## DATA IN THIS EXERCISE
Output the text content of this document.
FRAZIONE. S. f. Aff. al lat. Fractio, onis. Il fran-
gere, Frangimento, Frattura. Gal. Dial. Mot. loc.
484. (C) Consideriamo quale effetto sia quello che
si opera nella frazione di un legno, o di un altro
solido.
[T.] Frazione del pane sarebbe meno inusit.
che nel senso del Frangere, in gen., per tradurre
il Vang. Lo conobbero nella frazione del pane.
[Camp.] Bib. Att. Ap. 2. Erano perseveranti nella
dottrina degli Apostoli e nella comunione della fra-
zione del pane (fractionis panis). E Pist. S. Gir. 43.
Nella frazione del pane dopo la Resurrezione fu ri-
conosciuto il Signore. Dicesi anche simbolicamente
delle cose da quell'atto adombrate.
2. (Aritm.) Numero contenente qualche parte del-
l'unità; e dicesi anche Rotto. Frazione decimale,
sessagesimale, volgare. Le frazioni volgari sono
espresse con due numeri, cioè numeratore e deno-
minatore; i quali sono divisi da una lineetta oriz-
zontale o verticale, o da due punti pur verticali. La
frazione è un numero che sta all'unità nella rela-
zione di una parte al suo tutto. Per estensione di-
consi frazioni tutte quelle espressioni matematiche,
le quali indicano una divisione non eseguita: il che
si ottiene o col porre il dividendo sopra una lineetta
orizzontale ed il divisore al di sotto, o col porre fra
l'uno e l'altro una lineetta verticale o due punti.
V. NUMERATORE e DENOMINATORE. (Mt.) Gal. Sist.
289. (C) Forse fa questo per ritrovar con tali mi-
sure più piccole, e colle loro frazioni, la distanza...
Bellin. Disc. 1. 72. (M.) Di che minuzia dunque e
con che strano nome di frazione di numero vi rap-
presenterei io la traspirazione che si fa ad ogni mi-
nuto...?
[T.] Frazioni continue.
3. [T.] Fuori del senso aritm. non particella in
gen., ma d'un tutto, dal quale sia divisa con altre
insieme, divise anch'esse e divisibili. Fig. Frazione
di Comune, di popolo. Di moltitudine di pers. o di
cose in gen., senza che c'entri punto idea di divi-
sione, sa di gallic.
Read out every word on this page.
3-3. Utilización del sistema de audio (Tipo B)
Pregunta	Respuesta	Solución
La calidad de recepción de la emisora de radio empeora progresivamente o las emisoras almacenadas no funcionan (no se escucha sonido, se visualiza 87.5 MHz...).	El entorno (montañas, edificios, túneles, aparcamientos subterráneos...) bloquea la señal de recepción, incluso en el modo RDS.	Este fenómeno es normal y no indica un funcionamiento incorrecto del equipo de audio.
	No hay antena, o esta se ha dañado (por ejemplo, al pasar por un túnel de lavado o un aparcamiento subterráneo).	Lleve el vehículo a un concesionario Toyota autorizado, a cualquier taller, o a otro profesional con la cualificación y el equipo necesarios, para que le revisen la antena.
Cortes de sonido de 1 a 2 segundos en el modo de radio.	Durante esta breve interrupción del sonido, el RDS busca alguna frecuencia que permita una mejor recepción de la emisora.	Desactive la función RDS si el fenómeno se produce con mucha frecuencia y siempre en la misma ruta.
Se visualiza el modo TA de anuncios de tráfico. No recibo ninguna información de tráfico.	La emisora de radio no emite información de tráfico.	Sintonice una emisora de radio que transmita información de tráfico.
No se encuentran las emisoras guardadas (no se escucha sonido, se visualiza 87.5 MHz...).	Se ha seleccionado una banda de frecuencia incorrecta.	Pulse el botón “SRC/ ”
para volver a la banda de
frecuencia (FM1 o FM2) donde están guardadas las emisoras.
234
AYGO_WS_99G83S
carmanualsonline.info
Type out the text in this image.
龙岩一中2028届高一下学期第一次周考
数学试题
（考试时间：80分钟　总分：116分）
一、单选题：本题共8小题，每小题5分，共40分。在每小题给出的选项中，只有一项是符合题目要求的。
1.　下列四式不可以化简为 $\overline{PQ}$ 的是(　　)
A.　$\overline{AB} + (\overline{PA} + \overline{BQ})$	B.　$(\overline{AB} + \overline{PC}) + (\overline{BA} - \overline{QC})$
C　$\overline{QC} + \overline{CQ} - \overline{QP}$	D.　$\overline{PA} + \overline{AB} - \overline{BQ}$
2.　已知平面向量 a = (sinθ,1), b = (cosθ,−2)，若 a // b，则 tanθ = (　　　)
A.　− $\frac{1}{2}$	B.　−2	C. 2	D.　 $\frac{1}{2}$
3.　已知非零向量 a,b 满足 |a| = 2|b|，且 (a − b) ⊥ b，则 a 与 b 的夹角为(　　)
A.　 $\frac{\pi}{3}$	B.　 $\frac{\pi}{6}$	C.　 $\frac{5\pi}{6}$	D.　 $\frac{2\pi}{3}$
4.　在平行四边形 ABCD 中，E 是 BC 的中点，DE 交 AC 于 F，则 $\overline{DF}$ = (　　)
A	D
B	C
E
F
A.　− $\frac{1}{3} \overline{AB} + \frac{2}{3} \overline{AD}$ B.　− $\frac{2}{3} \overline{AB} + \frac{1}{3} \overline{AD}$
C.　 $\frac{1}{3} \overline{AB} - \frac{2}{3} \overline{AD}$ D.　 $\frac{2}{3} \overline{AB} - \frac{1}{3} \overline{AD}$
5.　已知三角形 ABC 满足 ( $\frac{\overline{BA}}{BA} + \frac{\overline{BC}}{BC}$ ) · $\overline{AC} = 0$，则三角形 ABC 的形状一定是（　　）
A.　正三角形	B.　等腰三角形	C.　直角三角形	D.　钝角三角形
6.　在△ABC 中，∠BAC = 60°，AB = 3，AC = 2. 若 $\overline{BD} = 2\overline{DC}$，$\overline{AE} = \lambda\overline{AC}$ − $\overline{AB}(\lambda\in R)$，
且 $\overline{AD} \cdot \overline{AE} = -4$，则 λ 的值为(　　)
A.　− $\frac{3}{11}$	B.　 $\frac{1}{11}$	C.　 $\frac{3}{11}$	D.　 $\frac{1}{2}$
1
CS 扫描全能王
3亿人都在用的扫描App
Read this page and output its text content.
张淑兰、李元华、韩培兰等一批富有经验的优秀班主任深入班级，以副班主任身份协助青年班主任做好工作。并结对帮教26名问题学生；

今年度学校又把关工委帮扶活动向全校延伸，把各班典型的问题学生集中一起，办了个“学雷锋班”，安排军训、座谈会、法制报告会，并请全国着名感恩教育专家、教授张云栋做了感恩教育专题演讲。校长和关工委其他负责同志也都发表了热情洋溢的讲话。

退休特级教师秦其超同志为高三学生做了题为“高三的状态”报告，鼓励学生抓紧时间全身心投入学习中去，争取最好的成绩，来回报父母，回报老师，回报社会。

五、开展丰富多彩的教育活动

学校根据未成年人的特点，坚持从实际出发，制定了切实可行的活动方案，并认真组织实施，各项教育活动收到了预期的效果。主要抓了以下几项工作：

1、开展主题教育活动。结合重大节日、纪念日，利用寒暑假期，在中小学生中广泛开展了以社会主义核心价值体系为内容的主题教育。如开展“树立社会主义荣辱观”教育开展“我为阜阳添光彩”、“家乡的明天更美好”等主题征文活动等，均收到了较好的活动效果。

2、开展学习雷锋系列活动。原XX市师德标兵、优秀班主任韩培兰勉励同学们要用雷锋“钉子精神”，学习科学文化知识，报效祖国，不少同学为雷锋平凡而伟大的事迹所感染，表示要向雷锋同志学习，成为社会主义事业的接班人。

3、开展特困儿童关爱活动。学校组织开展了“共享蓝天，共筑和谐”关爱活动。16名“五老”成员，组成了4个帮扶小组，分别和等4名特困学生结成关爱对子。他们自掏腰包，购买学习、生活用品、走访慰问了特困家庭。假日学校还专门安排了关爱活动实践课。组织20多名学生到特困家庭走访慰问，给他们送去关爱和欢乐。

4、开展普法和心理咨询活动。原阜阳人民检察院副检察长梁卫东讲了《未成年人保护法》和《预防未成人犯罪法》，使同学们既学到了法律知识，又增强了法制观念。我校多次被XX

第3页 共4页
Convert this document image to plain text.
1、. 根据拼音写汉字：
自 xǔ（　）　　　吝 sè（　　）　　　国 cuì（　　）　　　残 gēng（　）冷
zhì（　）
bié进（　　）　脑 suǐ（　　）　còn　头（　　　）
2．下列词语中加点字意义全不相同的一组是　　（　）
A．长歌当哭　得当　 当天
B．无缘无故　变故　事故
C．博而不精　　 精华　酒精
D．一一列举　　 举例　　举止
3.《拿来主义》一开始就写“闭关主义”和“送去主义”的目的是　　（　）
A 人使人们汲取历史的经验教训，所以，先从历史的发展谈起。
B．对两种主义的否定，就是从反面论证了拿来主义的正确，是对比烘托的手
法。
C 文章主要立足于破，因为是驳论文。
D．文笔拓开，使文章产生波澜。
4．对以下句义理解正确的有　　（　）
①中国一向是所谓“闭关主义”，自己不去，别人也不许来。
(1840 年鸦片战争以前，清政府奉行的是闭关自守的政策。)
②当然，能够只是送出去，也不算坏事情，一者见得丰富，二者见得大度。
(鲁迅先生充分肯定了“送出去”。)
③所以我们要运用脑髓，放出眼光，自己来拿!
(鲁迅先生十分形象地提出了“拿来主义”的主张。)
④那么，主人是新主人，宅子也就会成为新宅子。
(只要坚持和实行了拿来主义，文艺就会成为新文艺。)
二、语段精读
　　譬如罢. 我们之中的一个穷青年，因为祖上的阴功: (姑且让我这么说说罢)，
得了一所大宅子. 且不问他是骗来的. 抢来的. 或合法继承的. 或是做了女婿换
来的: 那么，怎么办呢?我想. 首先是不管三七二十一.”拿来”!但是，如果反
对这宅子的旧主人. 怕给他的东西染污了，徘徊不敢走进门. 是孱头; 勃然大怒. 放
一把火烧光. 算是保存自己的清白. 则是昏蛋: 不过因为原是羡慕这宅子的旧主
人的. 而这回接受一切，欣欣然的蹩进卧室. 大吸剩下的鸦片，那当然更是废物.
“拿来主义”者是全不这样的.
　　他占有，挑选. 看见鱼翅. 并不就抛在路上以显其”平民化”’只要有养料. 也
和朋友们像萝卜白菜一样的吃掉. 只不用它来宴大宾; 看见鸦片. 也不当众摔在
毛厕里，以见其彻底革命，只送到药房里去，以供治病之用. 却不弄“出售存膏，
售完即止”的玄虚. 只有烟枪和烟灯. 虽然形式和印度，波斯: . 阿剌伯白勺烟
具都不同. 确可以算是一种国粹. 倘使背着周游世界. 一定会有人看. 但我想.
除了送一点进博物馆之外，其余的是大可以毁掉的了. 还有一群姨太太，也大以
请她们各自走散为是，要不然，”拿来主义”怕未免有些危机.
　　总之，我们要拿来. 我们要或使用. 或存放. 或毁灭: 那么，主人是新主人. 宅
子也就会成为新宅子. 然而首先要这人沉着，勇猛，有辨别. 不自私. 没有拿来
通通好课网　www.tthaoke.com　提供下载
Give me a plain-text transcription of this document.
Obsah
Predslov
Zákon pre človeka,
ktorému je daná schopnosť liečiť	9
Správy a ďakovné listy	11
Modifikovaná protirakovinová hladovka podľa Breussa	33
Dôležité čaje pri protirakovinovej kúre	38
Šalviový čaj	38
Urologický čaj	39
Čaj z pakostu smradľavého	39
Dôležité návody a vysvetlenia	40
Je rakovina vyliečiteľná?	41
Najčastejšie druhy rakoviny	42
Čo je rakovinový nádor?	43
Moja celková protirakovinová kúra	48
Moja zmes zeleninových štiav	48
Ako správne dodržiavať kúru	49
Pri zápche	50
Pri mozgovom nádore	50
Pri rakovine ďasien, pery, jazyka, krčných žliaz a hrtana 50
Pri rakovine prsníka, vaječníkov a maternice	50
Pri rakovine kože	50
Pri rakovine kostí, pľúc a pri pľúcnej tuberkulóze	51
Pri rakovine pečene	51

## WRITTEN REQUEST
Find and copy every line in the entries above where the string "闭关主义" occurs.

## ANSWER IN FULL
3.《拿来主义》一开始就写“闭关主义”和“送去主义”的目的是　　（　）
①中国一向是所谓“闭关主义”，自己不去，别人也不许来。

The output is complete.